_Task to carry out_
Leave out any picture and return the remaining listing below exactly as given.

================

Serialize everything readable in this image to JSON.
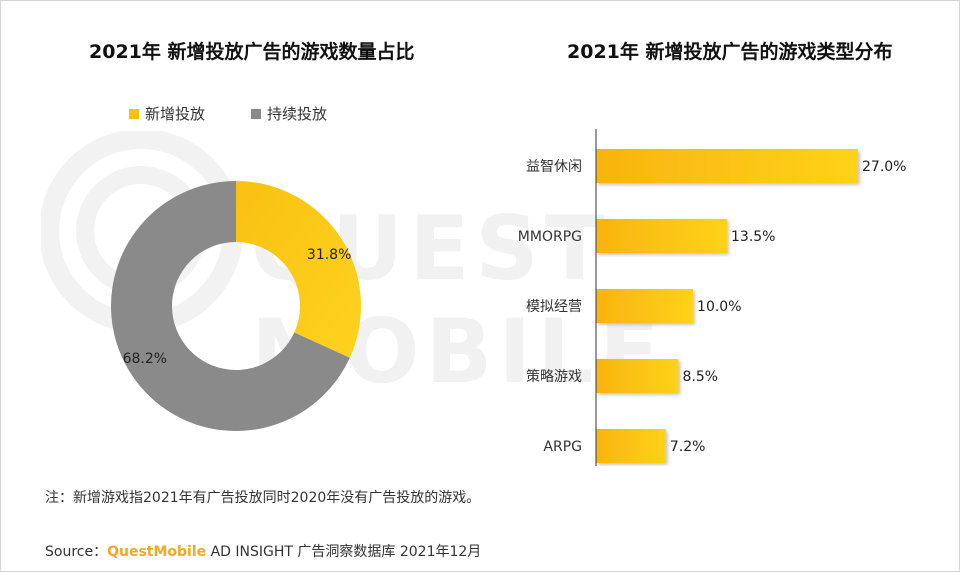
{
  "colors": {
    "new": "#f9c112",
    "new_light": "#fde26b",
    "continued": "#8a8a8a",
    "axis": "#555555",
    "brand": "#f5a623"
  },
  "legend": {
    "new_label": "新增投放",
    "continued_label": "持续投放"
  },
  "chart_data": [
    {
      "type": "pie",
      "title": "2021年 新增投放广告的游戏数量占比",
      "labels": [
        "新增投放",
        "持续投放"
      ],
      "values": [
        31.8,
        68.2
      ],
      "value_labels": [
        "31.8%",
        "68.2%"
      ],
      "unit": "%",
      "legend_position": "top"
    },
    {
      "type": "bar",
      "orientation": "horizontal",
      "title": "2021年 新增投放广告的游戏类型分布",
      "categories": [
        "益智休闲",
        "MMORPG",
        "模拟经营",
        "策略游戏",
        "ARPG"
      ],
      "values": [
        27.0,
        13.5,
        10.0,
        8.5,
        7.2
      ],
      "value_labels": [
        "27.0%",
        "13.5%",
        "10.0%",
        "8.5%",
        "7.2%"
      ],
      "unit": "%",
      "xlim": [
        0,
        27.0
      ]
    }
  ],
  "watermark": {
    "text": "QUEST MOBILE"
  },
  "footer": {
    "note": "注：新增游戏指2021年有广告投放同时2020年没有广告投放的游戏。",
    "source_prefix": "Source：",
    "source_brand": "QuestMobile",
    "source_rest": " AD INSIGHT 广告洞察数据库 2021年12月"
  }
}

================

_Exercise answer_
Serialize everything readable in this image to JSON.
{
  "colors": {
    "new": "#f9c112",
    "new_light": "#fde26b",
    "continued": "#8a8a8a",
    "axis": "#555555",
    "brand": "#f5a623"
  },
  "legend": {
    "new_label": "新增投放",
    "continued_label": "持续投放"
  },
  "chart_data": [
    {
      "type": "pie",
      "title": "2021年 新增投放广告的游戏数量占比",
      "labels": [
        "新增投放",
        "持续投放"
      ],
      "values": [
        31.8,
        68.2
      ],
      "value_labels": [
        "31.8%",
        "68.2%"
      ],
      "unit": "%",
      "legend_position": "top"
    },
    {
      "type": "bar",
      "orientation": "horizontal",
      "title": "2021年 新增投放广告的游戏类型分布",
      "categories": [
        "益智休闲",
        "MMORPG",
        "模拟经营",
        "策略游戏",
        "ARPG"
      ],
      "values": [
        27.0,
        13.5,
        10.0,
        8.5,
        7.2
      ],
      "value_labels": [
        "27.0%",
        "13.5%",
        "10.0%",
        "8.5%",
        "7.2%"
      ],
      "unit": "%",
      "xlim": [
        0,
        27.0
      ]
    }
  ],
  "watermark": {
    "text": "QUEST MOBILE"
  },
  "footer": {
    "note": "注：新增游戏指2021年有广告投放同时2020年没有广告投放的游戏。",
    "source_prefix": "Source：",
    "source_brand": "QuestMobile",
    "source_rest": " AD INSIGHT 广告洞察数据库 2021年12月"
  }
}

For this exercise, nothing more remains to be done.